What is needed = Return the whole listing exactly as it stands.

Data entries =
------------------------------------------------
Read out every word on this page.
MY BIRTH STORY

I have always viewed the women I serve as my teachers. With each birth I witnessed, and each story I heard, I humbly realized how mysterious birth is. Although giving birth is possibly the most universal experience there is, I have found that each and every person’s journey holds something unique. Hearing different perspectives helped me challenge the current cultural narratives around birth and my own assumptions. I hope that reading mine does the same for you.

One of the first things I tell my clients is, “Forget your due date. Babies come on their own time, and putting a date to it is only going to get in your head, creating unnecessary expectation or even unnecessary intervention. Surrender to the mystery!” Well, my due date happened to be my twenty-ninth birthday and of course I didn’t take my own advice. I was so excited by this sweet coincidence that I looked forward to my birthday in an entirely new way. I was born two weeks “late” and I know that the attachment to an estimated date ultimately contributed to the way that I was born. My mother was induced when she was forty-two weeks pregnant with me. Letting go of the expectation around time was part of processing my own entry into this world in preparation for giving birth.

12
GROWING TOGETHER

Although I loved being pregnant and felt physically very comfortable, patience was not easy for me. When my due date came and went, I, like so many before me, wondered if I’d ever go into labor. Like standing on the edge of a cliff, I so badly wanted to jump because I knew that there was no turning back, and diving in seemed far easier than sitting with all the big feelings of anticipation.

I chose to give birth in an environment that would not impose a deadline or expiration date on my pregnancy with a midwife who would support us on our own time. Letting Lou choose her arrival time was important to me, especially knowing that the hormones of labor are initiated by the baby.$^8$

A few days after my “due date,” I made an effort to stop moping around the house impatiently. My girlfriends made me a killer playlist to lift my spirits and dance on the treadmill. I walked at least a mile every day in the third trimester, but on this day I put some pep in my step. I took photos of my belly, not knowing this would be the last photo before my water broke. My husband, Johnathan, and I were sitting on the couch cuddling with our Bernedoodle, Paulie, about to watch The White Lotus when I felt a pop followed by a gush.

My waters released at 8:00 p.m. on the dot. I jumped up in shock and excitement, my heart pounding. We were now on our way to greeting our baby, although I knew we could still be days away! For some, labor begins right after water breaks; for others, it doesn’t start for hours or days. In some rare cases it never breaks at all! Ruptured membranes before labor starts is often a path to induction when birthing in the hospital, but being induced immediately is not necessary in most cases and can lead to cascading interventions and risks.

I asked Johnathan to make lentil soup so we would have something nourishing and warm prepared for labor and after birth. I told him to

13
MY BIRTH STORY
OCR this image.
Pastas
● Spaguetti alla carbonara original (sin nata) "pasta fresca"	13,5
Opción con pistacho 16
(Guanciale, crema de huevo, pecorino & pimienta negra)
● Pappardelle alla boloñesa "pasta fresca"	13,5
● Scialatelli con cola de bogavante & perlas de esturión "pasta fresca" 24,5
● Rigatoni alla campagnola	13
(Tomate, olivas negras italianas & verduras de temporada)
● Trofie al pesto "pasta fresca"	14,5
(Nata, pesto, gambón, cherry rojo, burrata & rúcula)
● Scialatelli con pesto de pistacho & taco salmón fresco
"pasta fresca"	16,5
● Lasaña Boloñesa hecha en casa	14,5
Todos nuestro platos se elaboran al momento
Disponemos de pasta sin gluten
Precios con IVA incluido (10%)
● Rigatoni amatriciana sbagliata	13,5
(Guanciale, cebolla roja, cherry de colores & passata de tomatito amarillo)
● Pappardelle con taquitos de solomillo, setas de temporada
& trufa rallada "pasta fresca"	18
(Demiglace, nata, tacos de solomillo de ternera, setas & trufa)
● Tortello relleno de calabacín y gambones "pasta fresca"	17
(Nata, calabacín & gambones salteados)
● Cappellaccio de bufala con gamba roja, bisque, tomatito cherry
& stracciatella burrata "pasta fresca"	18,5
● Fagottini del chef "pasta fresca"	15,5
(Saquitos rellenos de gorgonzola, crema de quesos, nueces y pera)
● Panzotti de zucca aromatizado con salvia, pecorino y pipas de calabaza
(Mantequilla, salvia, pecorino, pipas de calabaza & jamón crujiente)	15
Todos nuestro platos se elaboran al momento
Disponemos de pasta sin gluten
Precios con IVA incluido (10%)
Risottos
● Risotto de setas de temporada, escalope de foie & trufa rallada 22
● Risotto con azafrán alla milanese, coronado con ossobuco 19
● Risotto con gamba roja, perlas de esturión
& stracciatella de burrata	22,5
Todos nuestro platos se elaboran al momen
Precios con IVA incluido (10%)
------------------------------------------------
Result of the exercise =
Read out every word on this page.
MY BIRTH STORY

I have always viewed the women I serve as my teachers. With each birth I witnessed, and each story I heard, I humbly realized how mysterious birth is. Although giving birth is possibly the most universal experience there is, I have found that each and every person’s journey holds something unique. Hearing different perspectives helped me challenge the current cultural narratives around birth and my own assumptions. I hope that reading mine does the same for you.

One of the first things I tell my clients is, “Forget your due date. Babies come on their own time, and putting a date to it is only going to get in your head, creating unnecessary expectation or even unnecessary intervention. Surrender to the mystery!” Well, my due date happened to be my twenty-ninth birthday and of course I didn’t take my own advice. I was so excited by this sweet coincidence that I looked forward to my birthday in an entirely new way. I was born two weeks “late” and I know that the attachment to an estimated date ultimately contributed to the way that I was born. My mother was induced when she was forty-two weeks pregnant with me. Letting go of the expectation around time was part of processing my own entry into this world in preparation for giving birth.

12
GROWING TOGETHER

Although I loved being pregnant and felt physically very comfortable, patience was not easy for me. When my due date came and went, I, like so many before me, wondered if I’d ever go into labor. Like standing on the edge of a cliff, I so badly wanted to jump because I knew that there was no turning back, and diving in seemed far easier than sitting with all the big feelings of anticipation.

I chose to give birth in an environment that would not impose a deadline or expiration date on my pregnancy with a midwife who would support us on our own time. Letting Lou choose her arrival time was important to me, especially knowing that the hormones of labor are initiated by the baby.$^8$

A few days after my “due date,” I made an effort to stop moping around the house impatiently. My girlfriends made me a killer playlist to lift my spirits and dance on the treadmill. I walked at least a mile every day in the third trimester, but on this day I put some pep in my step. I took photos of my belly, not knowing this would be the last photo before my water broke. My husband, Johnathan, and I were sitting on the couch cuddling with our Bernedoodle, Paulie, about to watch The White Lotus when I felt a pop followed by a gush.

My waters released at 8:00 p.m. on the dot. I jumped up in shock and excitement, my heart pounding. We were now on our way to greeting our baby, although I knew we could still be days away! For some, labor begins right after water breaks; for others, it doesn’t start for hours or days. In some rare cases it never breaks at all! Ruptured membranes before labor starts is often a path to induction when birthing in the hospital, but being induced immediately is not necessary in most cases and can lead to cascading interventions and risks.

I asked Johnathan to make lentil soup so we would have something nourishing and warm prepared for labor and after birth. I told him to

13
MY BIRTH STORY
OCR this image.
Pastas
● Spaguetti alla carbonara original (sin nata) "pasta fresca"	13,5
Opción con pistacho 16
(Guanciale, crema de huevo, pecorino & pimienta negra)
● Pappardelle alla boloñesa "pasta fresca"	13,5
● Scialatelli con cola de bogavante & perlas de esturión "pasta fresca" 24,5
● Rigatoni alla campagnola	13
(Tomate, olivas negras italianas & verduras de temporada)
● Trofie al pesto "pasta fresca"	14,5
(Nata, pesto, gambón, cherry rojo, burrata & rúcula)
● Scialatelli con pesto de pistacho & taco salmón fresco
"pasta fresca"	16,5
● Lasaña Boloñesa hecha en casa	14,5
Todos nuestro platos se elaboran al momento
Disponemos de pasta sin gluten
Precios con IVA incluido (10%)
● Rigatoni amatriciana sbagliata	13,5
(Guanciale, cebolla roja, cherry de colores & passata de tomatito amarillo)
● Pappardelle con taquitos de solomillo, setas de temporada
& trufa rallada "pasta fresca"	18
(Demiglace, nata, tacos de solomillo de ternera, setas & trufa)
● Tortello relleno de calabacín y gambones "pasta fresca"	17
(Nata, calabacín & gambones salteados)
● Cappellaccio de bufala con gamba roja, bisque, tomatito cherry
& stracciatella burrata "pasta fresca"	18,5
● Fagottini del chef "pasta fresca"	15,5
(Saquitos rellenos de gorgonzola, crema de quesos, nueces y pera)
● Panzotti de zucca aromatizado con salvia, pecorino y pipas de calabaza
(Mantequilla, salvia, pecorino, pipas de calabaza & jamón crujiente)	15
Todos nuestro platos se elaboran al momento
Disponemos de pasta sin gluten
Precios con IVA incluido (10%)
Risottos
● Risotto de setas de temporada, escalope de foie & trufa rallada 22
● Risotto con azafrán alla milanese, coronado con ossobuco 19
● Risotto con gamba roja, perlas de esturión
& stracciatella de burrata	22,5
Todos nuestro platos se elaboran al momen
Precios con IVA incluido (10%)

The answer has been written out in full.